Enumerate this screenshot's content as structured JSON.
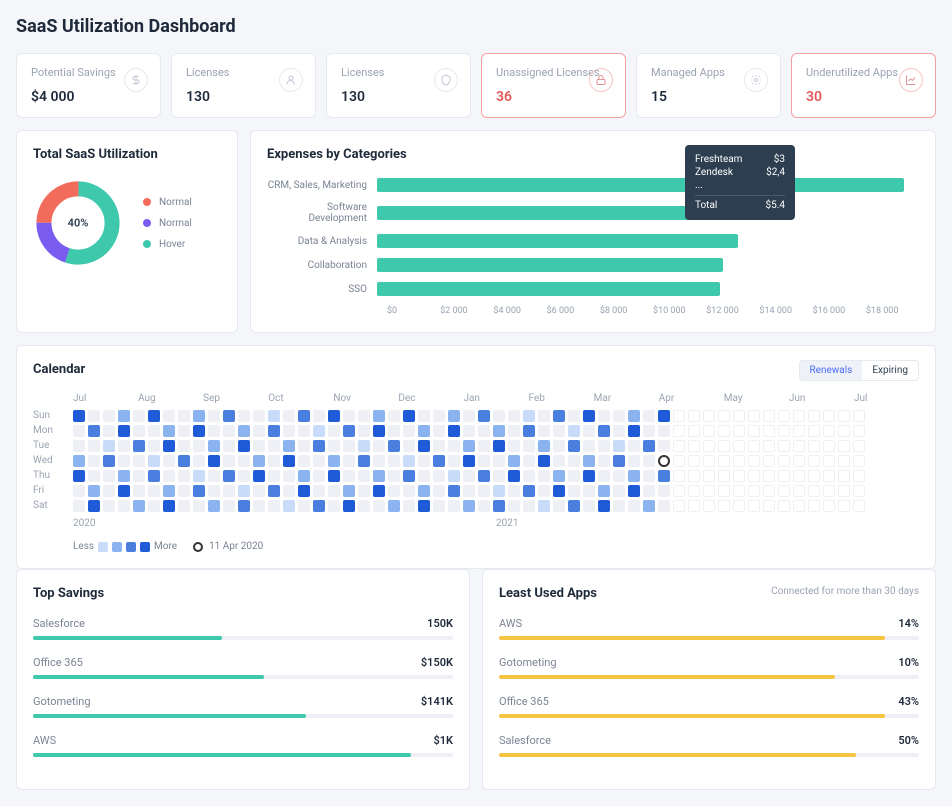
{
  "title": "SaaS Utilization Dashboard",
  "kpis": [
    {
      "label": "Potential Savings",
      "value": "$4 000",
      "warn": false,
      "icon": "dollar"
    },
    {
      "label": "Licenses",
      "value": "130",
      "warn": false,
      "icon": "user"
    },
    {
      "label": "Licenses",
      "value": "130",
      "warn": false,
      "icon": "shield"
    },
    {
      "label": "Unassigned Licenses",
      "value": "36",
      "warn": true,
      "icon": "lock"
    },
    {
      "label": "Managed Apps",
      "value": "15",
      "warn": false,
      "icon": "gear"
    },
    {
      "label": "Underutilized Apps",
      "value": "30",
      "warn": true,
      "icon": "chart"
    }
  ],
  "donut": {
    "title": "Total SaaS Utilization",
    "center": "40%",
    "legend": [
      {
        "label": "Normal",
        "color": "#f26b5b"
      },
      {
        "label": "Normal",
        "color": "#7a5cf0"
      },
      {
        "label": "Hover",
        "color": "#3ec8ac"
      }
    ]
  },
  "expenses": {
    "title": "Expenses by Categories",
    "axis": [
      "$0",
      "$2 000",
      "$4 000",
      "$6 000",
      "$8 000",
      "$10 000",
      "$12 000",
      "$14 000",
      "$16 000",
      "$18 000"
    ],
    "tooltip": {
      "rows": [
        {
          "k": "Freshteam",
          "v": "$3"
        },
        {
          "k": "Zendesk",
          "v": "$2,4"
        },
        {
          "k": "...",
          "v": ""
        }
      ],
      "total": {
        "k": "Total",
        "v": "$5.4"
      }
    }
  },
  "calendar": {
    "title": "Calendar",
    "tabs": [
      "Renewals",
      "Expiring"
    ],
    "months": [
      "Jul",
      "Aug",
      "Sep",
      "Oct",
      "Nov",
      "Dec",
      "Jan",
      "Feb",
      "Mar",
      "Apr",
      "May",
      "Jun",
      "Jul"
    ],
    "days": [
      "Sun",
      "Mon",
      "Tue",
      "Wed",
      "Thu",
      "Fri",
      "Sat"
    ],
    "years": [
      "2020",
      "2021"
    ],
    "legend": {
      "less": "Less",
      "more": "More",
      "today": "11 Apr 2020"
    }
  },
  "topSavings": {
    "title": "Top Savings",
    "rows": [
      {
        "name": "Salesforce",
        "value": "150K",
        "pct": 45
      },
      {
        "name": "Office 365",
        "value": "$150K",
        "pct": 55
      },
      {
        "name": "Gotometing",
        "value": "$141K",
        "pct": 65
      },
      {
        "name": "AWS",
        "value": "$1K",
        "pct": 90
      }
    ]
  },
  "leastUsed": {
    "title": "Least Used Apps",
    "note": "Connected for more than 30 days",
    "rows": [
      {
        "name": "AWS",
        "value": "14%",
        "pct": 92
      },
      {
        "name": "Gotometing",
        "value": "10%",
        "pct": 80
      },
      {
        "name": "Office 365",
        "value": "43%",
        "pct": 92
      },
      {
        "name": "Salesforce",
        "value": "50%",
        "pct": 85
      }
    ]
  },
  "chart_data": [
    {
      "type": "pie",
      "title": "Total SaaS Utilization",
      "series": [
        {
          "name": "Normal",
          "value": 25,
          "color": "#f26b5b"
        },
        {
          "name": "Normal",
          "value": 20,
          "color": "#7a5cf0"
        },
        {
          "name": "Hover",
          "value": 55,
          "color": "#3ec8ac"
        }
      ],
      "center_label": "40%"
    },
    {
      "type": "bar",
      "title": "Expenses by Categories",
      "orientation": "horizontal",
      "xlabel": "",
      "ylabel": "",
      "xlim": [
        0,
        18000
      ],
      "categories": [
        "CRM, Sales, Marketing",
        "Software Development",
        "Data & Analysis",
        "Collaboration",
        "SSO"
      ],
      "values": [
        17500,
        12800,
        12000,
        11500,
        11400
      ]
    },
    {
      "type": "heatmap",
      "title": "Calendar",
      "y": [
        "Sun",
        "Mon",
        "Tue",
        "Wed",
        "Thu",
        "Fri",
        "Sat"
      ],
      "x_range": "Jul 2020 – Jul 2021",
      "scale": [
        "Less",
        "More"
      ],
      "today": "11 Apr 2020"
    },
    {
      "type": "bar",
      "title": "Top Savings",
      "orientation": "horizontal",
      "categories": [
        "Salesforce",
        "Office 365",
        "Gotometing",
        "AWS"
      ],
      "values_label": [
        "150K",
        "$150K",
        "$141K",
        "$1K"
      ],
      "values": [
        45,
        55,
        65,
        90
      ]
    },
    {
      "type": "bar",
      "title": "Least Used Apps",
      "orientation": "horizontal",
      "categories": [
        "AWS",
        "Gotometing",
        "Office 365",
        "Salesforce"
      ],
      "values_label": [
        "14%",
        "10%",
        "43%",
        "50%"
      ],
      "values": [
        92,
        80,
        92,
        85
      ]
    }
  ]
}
□ □ □
# EXERCISE PROMPT:
Omit each picture, then return all of the listing exactly as it stands.

# ANSWER FOR THIS EXERCISE:
Enumerate this screenshot's content as structured JSON.
{
  "title": "SaaS Utilization Dashboard",
  "kpis": [
    {
      "label": "Potential Savings",
      "value": "$4 000",
      "warn": false,
      "icon": "dollar"
    },
    {
      "label": "Licenses",
      "value": "130",
      "warn": false,
      "icon": "user"
    },
    {
      "label": "Licenses",
      "value": "130",
      "warn": false,
      "icon": "shield"
    },
    {
      "label": "Unassigned Licenses",
      "value": "36",
      "warn": true,
      "icon": "lock"
    },
    {
      "label": "Managed Apps",
      "value": "15",
      "warn": false,
      "icon": "gear"
    },
    {
      "label": "Underutilized Apps",
      "value": "30",
      "warn": true,
      "icon": "chart"
    }
  ],
  "donut": {
    "title": "Total SaaS Utilization",
    "center": "40%",
    "legend": [
      {
        "label": "Normal",
        "color": "#f26b5b"
      },
      {
        "label": "Normal",
        "color": "#7a5cf0"
      },
      {
        "label": "Hover",
        "color": "#3ec8ac"
      }
    ]
  },
  "expenses": {
    "title": "Expenses by Categories",
    "axis": [
      "$0",
      "$2 000",
      "$4 000",
      "$6 000",
      "$8 000",
      "$10 000",
      "$12 000",
      "$14 000",
      "$16 000",
      "$18 000"
    ],
    "tooltip": {
      "rows": [
        {
          "k": "Freshteam",
          "v": "$3"
        },
        {
          "k": "Zendesk",
          "v": "$2,4"
        },
        {
          "k": "...",
          "v": ""
        }
      ],
      "total": {
        "k": "Total",
        "v": "$5.4"
      }
    }
  },
  "calendar": {
    "title": "Calendar",
    "tabs": [
      "Renewals",
      "Expiring"
    ],
    "months": [
      "Jul",
      "Aug",
      "Sep",
      "Oct",
      "Nov",
      "Dec",
      "Jan",
      "Feb",
      "Mar",
      "Apr",
      "May",
      "Jun",
      "Jul"
    ],
    "days": [
      "Sun",
      "Mon",
      "Tue",
      "Wed",
      "Thu",
      "Fri",
      "Sat"
    ],
    "years": [
      "2020",
      "2021"
    ],
    "legend": {
      "less": "Less",
      "more": "More",
      "today": "11 Apr 2020"
    }
  },
  "topSavings": {
    "title": "Top Savings",
    "rows": [
      {
        "name": "Salesforce",
        "value": "150K",
        "pct": 45
      },
      {
        "name": "Office 365",
        "value": "$150K",
        "pct": 55
      },
      {
        "name": "Gotometing",
        "value": "$141K",
        "pct": 65
      },
      {
        "name": "AWS",
        "value": "$1K",
        "pct": 90
      }
    ]
  },
  "leastUsed": {
    "title": "Least Used Apps",
    "note": "Connected for more than 30 days",
    "rows": [
      {
        "name": "AWS",
        "value": "14%",
        "pct": 92
      },
      {
        "name": "Gotometing",
        "value": "10%",
        "pct": 80
      },
      {
        "name": "Office 365",
        "value": "43%",
        "pct": 92
      },
      {
        "name": "Salesforce",
        "value": "50%",
        "pct": 85
      }
    ]
  },
  "chart_data": [
    {
      "type": "pie",
      "title": "Total SaaS Utilization",
      "series": [
        {
          "name": "Normal",
          "value": 25,
          "color": "#f26b5b"
        },
        {
          "name": "Normal",
          "value": 20,
          "color": "#7a5cf0"
        },
        {
          "name": "Hover",
          "value": 55,
          "color": "#3ec8ac"
        }
      ],
      "center_label": "40%"
    },
    {
      "type": "bar",
      "title": "Expenses by Categories",
      "orientation": "horizontal",
      "xlabel": "",
      "ylabel": "",
      "xlim": [
        0,
        18000
      ],
      "categories": [
        "CRM, Sales, Marketing",
        "Software Development",
        "Data & Analysis",
        "Collaboration",
        "SSO"
      ],
      "values": [
        17500,
        12800,
        12000,
        11500,
        11400
      ]
    },
    {
      "type": "heatmap",
      "title": "Calendar",
      "y": [
        "Sun",
        "Mon",
        "Tue",
        "Wed",
        "Thu",
        "Fri",
        "Sat"
      ],
      "x_range": "Jul 2020 – Jul 2021",
      "scale": [
        "Less",
        "More"
      ],
      "today": "11 Apr 2020"
    },
    {
      "type": "bar",
      "title": "Top Savings",
      "orientation": "horizontal",
      "categories": [
        "Salesforce",
        "Office 365",
        "Gotometing",
        "AWS"
      ],
      "values_label": [
        "150K",
        "$150K",
        "$141K",
        "$1K"
      ],
      "values": [
        45,
        55,
        65,
        90
      ]
    },
    {
      "type": "bar",
      "title": "Least Used Apps",
      "orientation": "horizontal",
      "categories": [
        "AWS",
        "Gotometing",
        "Office 365",
        "Salesforce"
      ],
      "values_label": [
        "14%",
        "10%",
        "43%",
        "50%"
      ],
      "values": [
        92,
        80,
        92,
        85
      ]
    }
  ]
}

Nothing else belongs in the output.